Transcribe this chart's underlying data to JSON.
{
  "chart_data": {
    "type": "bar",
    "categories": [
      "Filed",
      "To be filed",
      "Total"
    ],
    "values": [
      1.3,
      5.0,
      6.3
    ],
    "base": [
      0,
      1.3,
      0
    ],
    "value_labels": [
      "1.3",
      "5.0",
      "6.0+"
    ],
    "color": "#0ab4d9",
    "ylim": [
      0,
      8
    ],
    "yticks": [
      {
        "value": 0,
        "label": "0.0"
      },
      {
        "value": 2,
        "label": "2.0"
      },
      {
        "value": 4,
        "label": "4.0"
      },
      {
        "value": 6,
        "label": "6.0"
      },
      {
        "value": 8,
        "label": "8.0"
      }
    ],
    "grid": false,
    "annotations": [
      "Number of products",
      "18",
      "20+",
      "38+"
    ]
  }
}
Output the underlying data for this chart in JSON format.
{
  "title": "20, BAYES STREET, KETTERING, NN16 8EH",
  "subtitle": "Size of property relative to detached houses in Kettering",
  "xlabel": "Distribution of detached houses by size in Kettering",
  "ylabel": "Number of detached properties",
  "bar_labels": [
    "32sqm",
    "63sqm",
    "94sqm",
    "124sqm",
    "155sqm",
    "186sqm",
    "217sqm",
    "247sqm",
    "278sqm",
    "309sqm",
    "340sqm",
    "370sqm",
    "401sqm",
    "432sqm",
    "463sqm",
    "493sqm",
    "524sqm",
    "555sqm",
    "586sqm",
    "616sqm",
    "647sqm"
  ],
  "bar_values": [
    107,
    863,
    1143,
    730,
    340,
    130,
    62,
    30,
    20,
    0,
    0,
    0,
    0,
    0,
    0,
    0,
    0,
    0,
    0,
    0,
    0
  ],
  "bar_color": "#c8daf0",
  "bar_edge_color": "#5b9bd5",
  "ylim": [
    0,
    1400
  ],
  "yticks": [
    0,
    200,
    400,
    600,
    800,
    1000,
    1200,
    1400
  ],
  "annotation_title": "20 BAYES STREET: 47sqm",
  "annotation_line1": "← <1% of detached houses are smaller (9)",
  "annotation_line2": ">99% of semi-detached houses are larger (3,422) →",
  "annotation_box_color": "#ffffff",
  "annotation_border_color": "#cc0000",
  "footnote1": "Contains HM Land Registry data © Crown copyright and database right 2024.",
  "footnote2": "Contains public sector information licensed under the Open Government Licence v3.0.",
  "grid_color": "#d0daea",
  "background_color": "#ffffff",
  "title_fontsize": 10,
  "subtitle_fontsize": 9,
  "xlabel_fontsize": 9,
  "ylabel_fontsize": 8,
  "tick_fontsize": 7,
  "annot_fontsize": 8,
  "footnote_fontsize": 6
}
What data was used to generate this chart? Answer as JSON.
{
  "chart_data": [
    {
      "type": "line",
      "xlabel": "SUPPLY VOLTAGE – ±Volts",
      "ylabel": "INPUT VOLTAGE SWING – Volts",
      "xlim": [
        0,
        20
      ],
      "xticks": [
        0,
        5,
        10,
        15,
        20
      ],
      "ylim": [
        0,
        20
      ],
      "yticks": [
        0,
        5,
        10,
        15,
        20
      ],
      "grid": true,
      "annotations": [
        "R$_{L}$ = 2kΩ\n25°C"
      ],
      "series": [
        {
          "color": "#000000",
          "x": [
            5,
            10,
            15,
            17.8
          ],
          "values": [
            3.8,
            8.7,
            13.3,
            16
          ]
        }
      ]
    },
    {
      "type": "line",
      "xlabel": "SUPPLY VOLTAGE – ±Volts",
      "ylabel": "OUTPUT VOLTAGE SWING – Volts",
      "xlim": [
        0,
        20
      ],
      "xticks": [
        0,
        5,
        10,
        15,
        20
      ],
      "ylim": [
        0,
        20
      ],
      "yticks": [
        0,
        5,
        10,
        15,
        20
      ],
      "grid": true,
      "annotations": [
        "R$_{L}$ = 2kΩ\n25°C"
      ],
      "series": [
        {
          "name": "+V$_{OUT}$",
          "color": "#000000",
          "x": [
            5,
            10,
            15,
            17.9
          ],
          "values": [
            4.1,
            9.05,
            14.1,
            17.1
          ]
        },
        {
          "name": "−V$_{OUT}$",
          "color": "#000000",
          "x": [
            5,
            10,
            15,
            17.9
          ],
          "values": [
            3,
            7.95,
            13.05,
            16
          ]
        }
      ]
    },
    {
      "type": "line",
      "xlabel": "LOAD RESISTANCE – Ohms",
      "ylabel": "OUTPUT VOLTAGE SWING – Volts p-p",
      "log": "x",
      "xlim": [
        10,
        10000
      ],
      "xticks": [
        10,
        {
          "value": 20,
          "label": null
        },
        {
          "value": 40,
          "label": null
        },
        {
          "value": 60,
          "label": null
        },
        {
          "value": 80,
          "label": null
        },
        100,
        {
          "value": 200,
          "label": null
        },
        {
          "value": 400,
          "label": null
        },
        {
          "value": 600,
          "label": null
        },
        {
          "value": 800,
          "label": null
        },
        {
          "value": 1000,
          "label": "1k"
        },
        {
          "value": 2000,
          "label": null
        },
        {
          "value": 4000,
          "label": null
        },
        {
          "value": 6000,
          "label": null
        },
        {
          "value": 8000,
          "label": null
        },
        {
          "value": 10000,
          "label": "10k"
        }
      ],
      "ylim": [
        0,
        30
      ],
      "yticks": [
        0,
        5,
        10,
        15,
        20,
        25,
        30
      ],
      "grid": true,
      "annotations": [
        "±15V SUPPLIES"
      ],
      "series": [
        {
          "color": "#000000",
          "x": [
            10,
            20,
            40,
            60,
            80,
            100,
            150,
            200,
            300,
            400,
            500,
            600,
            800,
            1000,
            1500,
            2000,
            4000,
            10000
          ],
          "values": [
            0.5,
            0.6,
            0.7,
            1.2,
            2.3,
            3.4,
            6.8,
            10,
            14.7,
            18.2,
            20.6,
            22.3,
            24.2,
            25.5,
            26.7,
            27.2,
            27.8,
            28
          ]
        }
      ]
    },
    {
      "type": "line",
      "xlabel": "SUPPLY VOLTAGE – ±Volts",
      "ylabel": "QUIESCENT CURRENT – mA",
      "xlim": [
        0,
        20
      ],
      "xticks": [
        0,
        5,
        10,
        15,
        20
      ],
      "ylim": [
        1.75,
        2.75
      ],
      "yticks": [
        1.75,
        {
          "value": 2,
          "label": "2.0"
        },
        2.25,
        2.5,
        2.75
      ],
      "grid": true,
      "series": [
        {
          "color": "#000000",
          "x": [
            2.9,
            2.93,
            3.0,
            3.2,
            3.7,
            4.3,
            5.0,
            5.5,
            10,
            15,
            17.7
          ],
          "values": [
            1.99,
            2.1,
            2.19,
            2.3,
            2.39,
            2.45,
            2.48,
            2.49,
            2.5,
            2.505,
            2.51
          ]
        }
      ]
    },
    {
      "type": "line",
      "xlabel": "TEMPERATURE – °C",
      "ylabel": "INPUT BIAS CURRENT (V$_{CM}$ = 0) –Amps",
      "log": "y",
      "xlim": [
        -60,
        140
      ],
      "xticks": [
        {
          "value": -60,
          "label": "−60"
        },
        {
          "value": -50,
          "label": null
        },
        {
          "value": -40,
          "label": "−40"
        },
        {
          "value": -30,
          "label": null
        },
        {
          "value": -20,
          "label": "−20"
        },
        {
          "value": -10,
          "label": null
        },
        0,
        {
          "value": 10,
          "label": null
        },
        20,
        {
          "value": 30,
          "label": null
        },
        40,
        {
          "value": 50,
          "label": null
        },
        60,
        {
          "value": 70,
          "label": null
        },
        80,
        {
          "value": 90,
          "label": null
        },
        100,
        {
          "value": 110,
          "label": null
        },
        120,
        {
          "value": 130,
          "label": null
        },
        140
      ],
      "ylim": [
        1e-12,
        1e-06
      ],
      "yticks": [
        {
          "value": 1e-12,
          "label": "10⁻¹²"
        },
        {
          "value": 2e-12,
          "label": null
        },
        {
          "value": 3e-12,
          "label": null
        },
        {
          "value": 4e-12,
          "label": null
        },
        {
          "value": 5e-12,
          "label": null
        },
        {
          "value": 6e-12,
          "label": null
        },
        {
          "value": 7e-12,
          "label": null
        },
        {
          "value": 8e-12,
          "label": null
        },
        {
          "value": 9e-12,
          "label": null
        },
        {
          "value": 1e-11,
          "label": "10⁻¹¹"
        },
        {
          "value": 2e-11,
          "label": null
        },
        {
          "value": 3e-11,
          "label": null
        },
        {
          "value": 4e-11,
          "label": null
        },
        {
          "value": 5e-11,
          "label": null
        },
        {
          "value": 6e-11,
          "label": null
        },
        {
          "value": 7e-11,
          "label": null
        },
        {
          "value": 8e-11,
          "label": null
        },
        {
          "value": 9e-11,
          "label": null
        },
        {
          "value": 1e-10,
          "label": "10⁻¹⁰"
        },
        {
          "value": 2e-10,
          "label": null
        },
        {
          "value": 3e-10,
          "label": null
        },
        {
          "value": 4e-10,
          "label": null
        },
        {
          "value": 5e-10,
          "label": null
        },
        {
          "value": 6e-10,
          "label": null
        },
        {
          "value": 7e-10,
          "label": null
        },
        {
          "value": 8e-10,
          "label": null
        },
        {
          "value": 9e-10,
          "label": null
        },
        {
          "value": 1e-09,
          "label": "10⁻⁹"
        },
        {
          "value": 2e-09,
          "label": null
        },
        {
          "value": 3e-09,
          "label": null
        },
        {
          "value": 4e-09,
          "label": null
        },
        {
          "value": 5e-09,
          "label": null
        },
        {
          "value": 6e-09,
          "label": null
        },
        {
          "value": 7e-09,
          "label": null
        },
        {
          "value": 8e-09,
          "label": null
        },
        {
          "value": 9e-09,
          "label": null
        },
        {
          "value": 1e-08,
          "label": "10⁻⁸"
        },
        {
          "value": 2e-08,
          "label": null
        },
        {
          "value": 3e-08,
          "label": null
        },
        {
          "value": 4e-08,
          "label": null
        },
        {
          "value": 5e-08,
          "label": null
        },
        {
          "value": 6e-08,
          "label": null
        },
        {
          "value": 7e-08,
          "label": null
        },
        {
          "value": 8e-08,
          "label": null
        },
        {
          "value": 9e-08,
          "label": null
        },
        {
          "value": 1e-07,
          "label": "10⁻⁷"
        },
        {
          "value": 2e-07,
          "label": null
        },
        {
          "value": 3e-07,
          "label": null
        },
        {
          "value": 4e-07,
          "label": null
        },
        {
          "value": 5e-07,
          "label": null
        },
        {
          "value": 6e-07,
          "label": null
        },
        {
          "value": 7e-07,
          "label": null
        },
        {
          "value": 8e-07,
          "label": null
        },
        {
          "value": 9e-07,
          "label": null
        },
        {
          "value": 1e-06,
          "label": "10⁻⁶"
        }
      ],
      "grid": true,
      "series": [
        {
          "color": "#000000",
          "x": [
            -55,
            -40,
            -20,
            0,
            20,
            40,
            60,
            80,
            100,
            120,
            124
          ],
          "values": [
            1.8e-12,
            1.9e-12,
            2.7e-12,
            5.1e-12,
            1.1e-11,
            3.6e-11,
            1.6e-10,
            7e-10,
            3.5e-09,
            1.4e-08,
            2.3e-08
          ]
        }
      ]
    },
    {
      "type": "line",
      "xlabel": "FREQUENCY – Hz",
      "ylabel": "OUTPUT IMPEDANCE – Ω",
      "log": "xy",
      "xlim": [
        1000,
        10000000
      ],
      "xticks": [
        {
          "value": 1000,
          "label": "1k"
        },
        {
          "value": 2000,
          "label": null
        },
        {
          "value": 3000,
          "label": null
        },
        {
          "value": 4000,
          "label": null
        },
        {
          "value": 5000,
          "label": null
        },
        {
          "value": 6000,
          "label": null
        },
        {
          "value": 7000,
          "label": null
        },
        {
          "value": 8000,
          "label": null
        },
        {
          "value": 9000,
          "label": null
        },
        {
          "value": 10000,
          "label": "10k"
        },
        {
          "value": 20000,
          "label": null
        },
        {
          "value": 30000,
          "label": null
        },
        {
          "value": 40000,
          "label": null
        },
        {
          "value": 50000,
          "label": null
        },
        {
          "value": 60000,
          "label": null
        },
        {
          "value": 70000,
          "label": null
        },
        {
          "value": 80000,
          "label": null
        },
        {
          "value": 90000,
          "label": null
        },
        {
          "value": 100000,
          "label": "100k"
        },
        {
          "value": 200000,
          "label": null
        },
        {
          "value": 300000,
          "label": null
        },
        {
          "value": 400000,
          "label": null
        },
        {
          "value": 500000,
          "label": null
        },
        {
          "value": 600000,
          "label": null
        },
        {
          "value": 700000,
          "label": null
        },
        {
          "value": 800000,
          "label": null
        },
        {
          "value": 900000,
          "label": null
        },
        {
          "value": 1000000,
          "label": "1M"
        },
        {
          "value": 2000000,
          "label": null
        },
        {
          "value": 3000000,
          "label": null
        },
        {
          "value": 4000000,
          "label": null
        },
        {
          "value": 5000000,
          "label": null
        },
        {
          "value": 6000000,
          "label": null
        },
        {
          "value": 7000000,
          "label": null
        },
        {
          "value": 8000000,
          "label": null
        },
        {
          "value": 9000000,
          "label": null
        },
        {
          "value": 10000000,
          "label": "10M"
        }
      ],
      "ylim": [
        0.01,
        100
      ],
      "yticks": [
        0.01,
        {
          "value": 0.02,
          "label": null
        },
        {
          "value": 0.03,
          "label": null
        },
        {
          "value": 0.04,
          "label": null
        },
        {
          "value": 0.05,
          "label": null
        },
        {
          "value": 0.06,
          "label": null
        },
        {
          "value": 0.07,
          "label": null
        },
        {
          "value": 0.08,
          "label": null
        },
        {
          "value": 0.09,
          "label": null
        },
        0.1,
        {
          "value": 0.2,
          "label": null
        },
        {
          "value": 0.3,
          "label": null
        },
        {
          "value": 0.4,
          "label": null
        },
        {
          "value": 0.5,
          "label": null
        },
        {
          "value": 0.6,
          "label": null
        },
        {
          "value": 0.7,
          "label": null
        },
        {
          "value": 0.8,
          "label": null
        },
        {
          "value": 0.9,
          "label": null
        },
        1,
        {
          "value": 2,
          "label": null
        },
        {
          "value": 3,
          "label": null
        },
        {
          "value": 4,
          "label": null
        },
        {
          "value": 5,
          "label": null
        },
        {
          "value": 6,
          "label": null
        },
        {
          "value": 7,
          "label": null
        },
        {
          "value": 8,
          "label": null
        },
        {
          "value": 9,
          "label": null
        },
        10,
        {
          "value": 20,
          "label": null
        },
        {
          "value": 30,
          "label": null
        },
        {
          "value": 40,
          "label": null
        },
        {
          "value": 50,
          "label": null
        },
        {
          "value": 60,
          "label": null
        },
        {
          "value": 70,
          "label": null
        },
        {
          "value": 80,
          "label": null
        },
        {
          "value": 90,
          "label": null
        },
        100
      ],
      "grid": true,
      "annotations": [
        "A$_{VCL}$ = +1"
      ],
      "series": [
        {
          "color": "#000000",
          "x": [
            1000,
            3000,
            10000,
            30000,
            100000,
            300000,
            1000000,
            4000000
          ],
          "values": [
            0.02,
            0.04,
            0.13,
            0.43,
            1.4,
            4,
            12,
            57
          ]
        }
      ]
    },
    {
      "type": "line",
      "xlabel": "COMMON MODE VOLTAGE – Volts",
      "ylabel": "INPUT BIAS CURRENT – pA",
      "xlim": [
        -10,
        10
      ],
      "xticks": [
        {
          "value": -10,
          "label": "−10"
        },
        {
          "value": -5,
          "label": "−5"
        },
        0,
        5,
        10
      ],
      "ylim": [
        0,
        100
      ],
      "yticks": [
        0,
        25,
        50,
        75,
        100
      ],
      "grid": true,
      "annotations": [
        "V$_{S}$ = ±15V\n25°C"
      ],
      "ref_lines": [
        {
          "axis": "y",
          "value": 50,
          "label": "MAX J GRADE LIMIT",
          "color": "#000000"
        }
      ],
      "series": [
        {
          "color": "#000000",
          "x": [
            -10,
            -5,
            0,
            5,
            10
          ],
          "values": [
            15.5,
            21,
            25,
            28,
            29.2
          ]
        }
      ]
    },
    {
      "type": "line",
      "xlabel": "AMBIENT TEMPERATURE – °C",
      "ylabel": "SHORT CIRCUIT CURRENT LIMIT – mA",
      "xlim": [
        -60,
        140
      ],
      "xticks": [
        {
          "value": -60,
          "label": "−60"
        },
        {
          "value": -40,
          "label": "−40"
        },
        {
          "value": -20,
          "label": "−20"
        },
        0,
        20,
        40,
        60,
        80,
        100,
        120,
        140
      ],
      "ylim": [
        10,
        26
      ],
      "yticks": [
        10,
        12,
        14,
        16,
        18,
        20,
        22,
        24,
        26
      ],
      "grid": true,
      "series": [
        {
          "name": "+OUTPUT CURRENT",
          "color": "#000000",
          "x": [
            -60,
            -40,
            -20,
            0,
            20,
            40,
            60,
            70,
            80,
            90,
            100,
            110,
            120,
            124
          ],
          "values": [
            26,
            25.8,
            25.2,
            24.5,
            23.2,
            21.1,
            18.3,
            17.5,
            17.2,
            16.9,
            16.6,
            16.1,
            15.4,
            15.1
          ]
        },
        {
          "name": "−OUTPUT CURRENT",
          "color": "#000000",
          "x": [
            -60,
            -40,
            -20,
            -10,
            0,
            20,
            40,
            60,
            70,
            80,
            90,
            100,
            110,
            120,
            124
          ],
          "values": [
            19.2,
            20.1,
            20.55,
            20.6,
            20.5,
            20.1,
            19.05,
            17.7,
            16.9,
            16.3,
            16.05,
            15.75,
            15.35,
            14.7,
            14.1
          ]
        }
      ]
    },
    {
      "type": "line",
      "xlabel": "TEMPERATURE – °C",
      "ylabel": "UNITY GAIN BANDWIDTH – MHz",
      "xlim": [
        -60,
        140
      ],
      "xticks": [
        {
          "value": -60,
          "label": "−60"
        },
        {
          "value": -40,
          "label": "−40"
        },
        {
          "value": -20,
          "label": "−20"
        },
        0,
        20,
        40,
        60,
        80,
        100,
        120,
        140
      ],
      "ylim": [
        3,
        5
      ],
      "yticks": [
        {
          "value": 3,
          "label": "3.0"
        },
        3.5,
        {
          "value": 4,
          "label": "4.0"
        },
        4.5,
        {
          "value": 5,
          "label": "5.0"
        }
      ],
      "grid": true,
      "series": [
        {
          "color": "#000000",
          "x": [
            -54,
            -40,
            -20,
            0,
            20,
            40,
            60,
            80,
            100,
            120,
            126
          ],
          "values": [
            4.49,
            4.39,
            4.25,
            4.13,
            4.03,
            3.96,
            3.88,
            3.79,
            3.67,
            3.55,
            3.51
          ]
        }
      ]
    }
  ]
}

INSTRUCTIONS TO FOLLOW »
Check each line above for the word "name" and copy the ones that have it.

WRITTEN RESPONSE »
          "name": "+V$_{OUT}$",
          "name": "−V$_{OUT}$",
          "name": "+OUTPUT CURRENT",
          "name": "−OUTPUT CURRENT",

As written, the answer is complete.